Repeat every record below exactly as it appears.
* start Supplied information *
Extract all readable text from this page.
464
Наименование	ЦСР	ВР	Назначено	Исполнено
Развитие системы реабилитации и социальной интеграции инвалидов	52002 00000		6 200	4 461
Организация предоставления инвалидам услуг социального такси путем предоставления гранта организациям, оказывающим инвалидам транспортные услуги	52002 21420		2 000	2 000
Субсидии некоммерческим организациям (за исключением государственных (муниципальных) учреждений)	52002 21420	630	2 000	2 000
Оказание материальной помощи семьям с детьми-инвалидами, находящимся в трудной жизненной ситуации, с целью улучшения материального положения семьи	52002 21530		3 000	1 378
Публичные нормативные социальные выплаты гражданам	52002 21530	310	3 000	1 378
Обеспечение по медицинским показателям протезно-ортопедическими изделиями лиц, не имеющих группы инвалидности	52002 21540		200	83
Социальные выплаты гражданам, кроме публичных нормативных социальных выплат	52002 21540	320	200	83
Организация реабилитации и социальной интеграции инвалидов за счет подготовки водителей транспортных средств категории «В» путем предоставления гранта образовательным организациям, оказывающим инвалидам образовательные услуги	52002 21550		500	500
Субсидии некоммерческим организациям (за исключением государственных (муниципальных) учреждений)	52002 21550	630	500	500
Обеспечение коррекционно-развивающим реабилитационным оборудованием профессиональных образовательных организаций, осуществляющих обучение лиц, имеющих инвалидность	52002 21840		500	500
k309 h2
* end Supplied information *
→ **Expected answer**:
Extract all readable text from this page.
464
Наименование	ЦСР	ВР	Назначено	Исполнено
Развитие системы реабилитации и социальной интеграции инвалидов	52002 00000		6 200	4 461
Организация предоставления инвалидам услуг социального такси путем предоставления гранта организациям, оказывающим инвалидам транспортные услуги	52002 21420		2 000	2 000
Субсидии некоммерческим организациям (за исключением государственных (муниципальных) учреждений)	52002 21420	630	2 000	2 000
Оказание материальной помощи семьям с детьми-инвалидами, находящимся в трудной жизненной ситуации, с целью улучшения материального положения семьи	52002 21530		3 000	1 378
Публичные нормативные социальные выплаты гражданам	52002 21530	310	3 000	1 378
Обеспечение по медицинским показателям протезно-ортопедическими изделиями лиц, не имеющих группы инвалидности	52002 21540		200	83
Социальные выплаты гражданам, кроме публичных нормативных социальных выплат	52002 21540	320	200	83
Организация реабилитации и социальной интеграции инвалидов за счет подготовки водителей транспортных средств категории «В» путем предоставления гранта образовательным организациям, оказывающим инвалидам образовательные услуги	52002 21550		500	500
Субсидии некоммерческим организациям (за исключением государственных (муниципальных) учреждений)	52002 21550	630	500	500
Обеспечение коррекционно-развивающим реабилитационным оборудованием профессиональных образовательных организаций, осуществляющих обучение лиц, имеющих инвалидность	52002 21840		500	500
k309 h2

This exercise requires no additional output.